→ Exercise prompt
Report how many lines of the records below include the word "vyšetřením". Give nothing but the number.

* * *

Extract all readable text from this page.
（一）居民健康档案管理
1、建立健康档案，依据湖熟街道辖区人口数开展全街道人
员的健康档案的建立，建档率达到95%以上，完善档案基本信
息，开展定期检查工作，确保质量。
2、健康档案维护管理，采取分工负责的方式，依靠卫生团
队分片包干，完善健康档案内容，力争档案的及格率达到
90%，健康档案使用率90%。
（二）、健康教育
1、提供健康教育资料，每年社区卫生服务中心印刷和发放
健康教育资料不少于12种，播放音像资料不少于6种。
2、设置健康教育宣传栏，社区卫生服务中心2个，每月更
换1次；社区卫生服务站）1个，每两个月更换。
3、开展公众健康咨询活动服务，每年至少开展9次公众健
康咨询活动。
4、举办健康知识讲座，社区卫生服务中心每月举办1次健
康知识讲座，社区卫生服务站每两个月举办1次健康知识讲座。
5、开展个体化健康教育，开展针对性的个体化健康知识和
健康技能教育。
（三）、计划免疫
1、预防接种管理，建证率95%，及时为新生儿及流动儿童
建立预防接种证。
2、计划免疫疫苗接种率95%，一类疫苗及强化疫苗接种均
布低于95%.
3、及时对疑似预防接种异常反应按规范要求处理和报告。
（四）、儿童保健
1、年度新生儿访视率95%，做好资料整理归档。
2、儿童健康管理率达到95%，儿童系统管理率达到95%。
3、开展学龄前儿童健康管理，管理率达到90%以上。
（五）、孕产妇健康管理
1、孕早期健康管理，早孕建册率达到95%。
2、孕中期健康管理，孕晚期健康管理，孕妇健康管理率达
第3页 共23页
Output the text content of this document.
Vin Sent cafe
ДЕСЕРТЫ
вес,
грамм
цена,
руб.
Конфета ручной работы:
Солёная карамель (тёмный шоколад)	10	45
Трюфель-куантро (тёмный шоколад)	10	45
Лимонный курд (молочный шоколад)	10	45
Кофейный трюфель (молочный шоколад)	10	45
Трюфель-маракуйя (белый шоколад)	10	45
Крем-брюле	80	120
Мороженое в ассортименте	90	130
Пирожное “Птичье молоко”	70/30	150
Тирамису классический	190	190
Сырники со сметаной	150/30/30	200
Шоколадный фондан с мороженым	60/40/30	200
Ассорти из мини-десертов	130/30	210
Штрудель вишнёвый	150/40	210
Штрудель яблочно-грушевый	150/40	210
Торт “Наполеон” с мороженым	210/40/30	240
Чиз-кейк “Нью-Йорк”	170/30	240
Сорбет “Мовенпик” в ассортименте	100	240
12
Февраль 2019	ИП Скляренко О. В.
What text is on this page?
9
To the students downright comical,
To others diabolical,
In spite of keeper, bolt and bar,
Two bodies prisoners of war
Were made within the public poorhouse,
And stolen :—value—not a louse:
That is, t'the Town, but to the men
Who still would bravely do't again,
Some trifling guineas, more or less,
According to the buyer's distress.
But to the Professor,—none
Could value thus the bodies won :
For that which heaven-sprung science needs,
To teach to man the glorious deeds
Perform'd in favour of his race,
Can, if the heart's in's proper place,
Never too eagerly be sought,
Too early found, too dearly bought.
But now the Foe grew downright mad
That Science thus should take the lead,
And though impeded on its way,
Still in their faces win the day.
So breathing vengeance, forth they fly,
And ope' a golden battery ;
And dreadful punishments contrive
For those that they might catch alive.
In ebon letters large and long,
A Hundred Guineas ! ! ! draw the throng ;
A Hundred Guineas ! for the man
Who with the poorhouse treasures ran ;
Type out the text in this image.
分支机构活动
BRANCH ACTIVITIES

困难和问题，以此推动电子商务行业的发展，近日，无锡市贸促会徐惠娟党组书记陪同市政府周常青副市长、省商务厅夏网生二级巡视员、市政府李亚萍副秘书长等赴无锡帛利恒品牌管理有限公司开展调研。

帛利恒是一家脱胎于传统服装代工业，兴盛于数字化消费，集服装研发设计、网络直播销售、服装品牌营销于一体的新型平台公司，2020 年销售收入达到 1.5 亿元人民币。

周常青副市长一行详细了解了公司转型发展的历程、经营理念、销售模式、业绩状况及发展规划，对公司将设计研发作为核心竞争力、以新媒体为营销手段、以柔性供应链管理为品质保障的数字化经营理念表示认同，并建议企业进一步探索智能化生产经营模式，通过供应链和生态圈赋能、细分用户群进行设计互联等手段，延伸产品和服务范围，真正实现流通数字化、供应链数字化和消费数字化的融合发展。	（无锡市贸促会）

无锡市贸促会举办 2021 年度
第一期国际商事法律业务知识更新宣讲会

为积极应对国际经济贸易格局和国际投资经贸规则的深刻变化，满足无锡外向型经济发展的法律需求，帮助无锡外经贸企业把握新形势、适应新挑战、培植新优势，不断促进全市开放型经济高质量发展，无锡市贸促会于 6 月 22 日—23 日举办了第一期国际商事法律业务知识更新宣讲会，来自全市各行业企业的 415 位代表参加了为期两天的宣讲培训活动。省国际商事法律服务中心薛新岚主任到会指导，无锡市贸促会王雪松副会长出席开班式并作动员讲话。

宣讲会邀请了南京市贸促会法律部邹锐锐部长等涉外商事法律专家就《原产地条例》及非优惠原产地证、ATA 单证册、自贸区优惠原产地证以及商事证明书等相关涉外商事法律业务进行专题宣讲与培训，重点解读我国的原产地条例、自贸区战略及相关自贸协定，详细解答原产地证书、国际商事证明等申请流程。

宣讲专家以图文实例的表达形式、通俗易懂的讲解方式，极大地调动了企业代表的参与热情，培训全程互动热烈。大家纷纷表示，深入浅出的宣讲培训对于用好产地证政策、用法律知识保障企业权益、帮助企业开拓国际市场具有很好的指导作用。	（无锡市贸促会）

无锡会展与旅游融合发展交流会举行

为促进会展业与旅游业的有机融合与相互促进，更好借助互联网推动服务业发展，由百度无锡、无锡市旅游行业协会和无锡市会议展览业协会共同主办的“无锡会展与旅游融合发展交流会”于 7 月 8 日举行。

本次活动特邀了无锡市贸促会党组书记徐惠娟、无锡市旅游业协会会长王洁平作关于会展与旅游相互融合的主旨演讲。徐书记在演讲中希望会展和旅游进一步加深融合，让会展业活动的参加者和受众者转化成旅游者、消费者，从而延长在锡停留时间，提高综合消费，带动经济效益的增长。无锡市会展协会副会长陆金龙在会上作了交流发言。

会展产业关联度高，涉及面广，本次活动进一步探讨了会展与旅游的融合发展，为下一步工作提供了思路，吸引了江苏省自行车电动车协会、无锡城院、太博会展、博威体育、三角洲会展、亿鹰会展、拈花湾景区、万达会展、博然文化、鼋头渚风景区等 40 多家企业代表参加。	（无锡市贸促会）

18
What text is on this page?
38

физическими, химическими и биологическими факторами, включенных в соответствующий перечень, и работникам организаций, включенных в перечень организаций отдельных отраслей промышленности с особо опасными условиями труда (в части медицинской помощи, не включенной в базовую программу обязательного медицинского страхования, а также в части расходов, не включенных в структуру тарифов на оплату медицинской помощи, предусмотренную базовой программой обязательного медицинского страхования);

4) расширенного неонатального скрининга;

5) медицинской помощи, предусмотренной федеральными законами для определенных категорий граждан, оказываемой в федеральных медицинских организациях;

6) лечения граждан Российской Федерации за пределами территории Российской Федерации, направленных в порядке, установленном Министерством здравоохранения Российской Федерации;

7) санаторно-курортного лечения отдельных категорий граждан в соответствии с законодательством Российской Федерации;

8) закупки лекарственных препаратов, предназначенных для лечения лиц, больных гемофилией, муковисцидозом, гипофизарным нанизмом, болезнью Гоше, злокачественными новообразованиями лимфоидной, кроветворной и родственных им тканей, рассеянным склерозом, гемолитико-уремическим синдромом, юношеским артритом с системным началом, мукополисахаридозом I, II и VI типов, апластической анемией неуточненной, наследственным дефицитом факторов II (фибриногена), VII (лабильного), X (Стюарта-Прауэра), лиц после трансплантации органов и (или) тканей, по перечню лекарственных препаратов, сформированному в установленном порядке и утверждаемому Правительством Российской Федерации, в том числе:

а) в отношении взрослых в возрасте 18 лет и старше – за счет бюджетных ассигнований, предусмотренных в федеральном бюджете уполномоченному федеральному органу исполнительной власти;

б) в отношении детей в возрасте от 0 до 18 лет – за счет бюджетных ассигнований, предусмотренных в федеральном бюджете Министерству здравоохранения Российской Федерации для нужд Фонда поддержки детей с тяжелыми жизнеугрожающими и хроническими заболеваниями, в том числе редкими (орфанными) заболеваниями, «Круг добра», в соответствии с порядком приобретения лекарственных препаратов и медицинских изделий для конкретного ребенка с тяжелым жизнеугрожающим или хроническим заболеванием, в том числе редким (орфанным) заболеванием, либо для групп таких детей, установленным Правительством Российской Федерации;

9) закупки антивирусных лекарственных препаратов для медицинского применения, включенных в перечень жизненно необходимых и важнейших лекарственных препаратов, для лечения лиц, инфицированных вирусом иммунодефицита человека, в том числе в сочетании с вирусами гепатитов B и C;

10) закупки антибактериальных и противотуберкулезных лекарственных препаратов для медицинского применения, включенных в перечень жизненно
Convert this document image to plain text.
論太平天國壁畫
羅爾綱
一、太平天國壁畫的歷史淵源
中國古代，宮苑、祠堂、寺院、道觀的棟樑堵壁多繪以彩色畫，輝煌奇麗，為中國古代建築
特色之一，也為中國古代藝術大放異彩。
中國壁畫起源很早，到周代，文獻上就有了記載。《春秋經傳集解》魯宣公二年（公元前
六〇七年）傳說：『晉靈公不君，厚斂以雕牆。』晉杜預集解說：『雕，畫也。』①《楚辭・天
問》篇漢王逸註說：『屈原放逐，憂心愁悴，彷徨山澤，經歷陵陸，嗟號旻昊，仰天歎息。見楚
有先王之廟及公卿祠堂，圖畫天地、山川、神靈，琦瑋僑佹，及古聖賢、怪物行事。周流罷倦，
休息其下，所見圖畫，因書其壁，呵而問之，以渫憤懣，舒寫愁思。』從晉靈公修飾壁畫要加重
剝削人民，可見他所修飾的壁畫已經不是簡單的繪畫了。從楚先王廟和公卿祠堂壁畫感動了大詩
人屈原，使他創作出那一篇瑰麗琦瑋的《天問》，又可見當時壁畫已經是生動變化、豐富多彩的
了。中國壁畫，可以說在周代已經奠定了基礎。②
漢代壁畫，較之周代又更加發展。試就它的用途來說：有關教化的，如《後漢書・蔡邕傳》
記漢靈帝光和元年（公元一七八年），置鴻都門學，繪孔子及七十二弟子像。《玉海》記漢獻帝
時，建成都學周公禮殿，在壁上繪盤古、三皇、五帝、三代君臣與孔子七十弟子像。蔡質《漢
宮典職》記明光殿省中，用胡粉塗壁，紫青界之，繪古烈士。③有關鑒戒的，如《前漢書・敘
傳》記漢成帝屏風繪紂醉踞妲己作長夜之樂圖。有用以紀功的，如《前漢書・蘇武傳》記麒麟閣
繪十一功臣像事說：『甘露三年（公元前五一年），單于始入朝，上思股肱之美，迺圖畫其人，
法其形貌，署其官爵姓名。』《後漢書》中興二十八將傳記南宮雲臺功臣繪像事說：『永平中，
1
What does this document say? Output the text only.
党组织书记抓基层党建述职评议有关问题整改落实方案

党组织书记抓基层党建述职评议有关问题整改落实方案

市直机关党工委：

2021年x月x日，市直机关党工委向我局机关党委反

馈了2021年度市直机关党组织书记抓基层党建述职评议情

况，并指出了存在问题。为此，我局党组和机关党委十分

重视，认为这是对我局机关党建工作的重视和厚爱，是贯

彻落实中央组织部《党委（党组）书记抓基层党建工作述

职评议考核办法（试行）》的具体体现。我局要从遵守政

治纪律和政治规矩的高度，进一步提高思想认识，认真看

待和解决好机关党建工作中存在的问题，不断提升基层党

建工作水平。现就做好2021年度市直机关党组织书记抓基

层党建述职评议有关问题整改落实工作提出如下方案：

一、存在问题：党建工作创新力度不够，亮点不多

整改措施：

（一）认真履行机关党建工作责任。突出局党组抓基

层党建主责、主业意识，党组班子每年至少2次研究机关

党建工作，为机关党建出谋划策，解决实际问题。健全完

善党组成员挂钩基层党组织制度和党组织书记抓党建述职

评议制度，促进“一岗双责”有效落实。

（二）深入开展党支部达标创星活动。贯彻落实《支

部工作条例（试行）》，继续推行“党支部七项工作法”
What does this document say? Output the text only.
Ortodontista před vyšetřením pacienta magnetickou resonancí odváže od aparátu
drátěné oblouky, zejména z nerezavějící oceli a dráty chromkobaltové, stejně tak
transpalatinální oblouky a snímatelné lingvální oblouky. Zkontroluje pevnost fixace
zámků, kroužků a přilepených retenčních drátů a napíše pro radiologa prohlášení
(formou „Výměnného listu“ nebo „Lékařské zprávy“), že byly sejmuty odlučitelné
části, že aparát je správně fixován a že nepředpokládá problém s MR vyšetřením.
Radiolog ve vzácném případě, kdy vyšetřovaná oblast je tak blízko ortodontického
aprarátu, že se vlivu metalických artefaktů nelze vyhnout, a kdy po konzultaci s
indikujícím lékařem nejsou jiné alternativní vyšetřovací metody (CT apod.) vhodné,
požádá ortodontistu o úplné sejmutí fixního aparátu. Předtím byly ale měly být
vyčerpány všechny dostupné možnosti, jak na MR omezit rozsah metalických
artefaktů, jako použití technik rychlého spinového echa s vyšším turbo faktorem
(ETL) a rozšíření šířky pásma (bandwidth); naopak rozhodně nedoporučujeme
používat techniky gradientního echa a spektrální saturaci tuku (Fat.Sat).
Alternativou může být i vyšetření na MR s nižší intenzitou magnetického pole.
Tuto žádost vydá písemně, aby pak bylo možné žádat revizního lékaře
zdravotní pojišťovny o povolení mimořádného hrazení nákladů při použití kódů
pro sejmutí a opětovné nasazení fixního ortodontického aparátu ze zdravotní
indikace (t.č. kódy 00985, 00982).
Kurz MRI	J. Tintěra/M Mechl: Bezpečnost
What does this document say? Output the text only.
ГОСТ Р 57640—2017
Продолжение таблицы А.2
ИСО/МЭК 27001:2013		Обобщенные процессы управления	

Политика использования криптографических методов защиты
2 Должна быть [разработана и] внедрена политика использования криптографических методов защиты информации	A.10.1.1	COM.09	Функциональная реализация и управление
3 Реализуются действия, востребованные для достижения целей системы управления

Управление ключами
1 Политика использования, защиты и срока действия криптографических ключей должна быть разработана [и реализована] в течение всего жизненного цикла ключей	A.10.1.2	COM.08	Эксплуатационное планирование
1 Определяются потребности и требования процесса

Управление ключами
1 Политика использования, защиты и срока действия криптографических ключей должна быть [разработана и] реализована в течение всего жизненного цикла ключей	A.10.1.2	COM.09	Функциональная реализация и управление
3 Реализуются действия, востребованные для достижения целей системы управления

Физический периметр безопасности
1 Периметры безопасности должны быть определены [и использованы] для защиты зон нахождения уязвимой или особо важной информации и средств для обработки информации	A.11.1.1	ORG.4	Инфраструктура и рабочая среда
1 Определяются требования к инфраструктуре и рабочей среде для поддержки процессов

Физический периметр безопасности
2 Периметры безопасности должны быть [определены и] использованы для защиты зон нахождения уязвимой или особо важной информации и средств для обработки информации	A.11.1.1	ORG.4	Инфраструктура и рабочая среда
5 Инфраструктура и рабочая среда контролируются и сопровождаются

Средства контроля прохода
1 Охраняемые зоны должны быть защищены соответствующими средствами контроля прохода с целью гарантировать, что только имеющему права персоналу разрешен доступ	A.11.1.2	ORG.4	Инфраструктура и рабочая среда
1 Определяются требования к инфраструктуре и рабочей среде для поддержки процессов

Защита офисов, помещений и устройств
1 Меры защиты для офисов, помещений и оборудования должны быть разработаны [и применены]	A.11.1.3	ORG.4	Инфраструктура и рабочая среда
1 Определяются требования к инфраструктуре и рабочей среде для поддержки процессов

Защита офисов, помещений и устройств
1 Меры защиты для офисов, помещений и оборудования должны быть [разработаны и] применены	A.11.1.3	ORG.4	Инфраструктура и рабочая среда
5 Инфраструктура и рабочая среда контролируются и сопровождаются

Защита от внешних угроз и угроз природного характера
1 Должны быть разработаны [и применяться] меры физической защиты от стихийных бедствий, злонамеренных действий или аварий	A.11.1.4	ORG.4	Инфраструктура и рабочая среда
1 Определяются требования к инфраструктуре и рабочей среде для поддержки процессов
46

* * *

→ The result
2